--- Start of ROWS ---

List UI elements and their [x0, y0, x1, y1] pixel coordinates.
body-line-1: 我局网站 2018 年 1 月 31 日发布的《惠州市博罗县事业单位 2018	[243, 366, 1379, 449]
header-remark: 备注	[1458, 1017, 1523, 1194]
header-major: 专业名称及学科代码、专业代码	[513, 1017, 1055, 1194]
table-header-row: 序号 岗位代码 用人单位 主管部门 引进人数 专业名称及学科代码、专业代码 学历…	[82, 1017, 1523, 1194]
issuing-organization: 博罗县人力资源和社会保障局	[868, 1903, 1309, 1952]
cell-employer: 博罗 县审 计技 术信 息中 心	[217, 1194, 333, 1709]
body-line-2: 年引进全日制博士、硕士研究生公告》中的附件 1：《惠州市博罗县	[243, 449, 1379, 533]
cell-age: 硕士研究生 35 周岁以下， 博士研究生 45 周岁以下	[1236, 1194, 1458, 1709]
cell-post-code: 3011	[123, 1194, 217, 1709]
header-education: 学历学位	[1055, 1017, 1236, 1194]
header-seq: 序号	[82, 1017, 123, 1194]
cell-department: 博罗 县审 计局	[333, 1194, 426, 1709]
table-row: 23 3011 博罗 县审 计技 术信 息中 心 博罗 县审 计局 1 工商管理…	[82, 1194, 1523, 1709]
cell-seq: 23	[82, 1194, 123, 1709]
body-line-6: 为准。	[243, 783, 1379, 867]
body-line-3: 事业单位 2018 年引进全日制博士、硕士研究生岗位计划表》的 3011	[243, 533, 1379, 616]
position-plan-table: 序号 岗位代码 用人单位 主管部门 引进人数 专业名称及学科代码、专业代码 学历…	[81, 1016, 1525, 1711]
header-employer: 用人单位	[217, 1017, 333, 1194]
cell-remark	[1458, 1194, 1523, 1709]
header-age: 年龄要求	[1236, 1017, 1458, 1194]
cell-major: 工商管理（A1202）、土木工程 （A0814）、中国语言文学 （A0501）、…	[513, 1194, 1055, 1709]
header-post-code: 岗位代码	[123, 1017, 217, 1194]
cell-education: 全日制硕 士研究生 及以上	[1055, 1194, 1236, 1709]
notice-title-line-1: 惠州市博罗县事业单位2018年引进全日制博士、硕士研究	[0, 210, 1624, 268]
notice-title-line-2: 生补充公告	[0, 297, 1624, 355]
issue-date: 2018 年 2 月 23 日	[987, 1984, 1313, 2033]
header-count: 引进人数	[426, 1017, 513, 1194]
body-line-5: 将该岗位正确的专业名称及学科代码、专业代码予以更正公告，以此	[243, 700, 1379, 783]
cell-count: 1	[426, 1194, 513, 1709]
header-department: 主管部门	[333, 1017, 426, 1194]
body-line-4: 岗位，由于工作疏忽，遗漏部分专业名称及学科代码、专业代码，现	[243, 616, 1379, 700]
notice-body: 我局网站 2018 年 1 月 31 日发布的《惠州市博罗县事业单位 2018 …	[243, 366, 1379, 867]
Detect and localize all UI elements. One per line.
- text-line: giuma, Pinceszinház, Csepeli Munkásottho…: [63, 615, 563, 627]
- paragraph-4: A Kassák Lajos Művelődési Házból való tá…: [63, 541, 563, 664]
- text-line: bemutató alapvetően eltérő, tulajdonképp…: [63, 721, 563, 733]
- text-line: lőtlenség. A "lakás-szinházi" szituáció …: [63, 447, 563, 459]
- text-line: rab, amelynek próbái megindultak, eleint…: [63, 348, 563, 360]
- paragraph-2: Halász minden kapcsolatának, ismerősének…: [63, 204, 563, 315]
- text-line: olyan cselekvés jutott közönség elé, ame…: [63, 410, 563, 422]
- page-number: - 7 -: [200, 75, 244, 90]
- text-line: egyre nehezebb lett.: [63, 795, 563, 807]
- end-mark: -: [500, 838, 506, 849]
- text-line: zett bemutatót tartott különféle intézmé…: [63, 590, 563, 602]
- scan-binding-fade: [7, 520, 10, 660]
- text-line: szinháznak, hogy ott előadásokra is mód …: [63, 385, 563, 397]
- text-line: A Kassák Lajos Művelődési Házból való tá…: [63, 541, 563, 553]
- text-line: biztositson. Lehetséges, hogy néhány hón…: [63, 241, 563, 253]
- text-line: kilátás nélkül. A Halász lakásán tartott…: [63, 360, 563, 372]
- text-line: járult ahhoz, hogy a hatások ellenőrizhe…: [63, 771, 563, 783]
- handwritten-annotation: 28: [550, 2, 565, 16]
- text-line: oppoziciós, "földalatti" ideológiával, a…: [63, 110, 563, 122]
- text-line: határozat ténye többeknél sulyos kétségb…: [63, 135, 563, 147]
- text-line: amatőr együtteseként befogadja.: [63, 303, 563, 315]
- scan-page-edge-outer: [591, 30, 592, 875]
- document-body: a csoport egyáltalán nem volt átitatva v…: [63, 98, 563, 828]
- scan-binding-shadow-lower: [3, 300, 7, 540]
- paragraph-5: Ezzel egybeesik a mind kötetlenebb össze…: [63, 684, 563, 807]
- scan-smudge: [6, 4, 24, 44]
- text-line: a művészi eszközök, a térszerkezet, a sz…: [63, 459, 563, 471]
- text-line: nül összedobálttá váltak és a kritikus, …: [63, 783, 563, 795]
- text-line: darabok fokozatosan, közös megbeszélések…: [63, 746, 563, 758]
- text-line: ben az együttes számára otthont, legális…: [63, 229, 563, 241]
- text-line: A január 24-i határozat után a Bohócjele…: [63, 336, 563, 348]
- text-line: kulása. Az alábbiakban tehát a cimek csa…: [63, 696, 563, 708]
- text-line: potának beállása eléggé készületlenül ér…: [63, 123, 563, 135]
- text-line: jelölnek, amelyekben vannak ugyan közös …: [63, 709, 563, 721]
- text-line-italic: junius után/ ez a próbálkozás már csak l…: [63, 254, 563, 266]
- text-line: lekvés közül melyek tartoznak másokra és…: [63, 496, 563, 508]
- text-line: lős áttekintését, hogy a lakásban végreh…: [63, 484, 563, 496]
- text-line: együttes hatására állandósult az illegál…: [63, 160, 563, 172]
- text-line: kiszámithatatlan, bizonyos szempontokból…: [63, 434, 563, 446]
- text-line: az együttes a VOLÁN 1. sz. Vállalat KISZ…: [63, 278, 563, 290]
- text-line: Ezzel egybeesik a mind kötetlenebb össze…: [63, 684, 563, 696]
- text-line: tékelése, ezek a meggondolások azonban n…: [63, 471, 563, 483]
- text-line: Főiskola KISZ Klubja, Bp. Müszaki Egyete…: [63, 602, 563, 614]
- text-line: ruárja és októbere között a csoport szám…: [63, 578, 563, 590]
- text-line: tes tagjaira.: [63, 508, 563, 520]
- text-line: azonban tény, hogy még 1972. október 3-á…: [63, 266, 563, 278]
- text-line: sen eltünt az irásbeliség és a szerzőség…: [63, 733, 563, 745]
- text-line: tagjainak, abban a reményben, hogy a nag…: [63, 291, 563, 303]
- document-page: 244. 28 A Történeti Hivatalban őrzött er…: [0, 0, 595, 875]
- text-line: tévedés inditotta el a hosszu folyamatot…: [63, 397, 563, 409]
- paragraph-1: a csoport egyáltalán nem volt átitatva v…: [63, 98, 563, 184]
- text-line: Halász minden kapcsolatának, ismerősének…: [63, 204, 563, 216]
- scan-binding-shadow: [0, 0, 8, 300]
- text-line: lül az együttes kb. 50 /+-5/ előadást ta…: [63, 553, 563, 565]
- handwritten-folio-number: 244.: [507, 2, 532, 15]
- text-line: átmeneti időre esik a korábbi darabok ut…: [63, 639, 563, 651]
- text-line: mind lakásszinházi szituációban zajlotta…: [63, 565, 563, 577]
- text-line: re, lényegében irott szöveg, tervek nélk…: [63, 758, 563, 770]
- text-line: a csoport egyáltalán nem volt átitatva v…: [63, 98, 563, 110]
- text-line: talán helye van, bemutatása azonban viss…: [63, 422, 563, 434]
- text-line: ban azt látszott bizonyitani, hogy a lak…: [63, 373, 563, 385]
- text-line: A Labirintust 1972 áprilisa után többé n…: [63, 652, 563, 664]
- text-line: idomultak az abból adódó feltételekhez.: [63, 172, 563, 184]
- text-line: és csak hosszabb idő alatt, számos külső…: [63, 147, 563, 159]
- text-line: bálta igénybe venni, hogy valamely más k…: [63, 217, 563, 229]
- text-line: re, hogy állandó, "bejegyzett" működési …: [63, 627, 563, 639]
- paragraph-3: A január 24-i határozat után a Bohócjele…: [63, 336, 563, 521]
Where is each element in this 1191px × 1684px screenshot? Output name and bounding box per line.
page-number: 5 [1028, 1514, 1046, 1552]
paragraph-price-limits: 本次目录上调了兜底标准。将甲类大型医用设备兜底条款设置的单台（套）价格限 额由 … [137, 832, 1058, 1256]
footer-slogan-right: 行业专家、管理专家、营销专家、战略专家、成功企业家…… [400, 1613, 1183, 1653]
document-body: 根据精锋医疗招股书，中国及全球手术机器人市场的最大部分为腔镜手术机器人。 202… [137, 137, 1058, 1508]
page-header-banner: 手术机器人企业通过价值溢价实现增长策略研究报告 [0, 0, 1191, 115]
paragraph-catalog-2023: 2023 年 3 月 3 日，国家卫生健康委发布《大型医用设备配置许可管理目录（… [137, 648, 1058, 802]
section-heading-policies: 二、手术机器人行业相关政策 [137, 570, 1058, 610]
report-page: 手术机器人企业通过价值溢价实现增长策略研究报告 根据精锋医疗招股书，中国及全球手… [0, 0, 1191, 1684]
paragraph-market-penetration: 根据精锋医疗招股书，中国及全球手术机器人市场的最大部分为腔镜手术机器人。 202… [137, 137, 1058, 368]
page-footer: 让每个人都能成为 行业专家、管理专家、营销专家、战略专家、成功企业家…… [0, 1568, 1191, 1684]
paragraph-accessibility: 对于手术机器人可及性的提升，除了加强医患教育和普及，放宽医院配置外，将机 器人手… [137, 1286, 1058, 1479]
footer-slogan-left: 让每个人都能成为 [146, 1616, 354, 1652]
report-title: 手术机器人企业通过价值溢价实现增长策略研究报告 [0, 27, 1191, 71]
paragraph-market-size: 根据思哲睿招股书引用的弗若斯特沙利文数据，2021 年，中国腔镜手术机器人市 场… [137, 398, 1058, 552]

--- End of ROWS ---

GIVEN INSTRUCTION:
Copy out every line from the beginning of the rows down through the line that contains "449, 1379, 533]", including that line, character for character.

WRITTEN RESPONSE:
List UI elements and their [x0, y0, x1, y1] pixel coordinates.
body-line-1: 我局网站 2018 年 1 月 31 日发布的《惠州市博罗县事业单位 2018	[243, 366, 1379, 449]
header-remark: 备注	[1458, 1017, 1523, 1194]
header-major: 专业名称及学科代码、专业代码	[513, 1017, 1055, 1194]
table-header-row: 序号 岗位代码 用人单位 主管部门 引进人数 专业名称及学科代码、专业代码 学历…	[82, 1017, 1523, 1194]
issuing-organization: 博罗县人力资源和社会保障局	[868, 1903, 1309, 1952]
cell-employer: 博罗 县审 计技 术信 息中 心	[217, 1194, 333, 1709]
body-line-2: 年引进全日制博士、硕士研究生公告》中的附件 1：《惠州市博罗县	[243, 449, 1379, 533]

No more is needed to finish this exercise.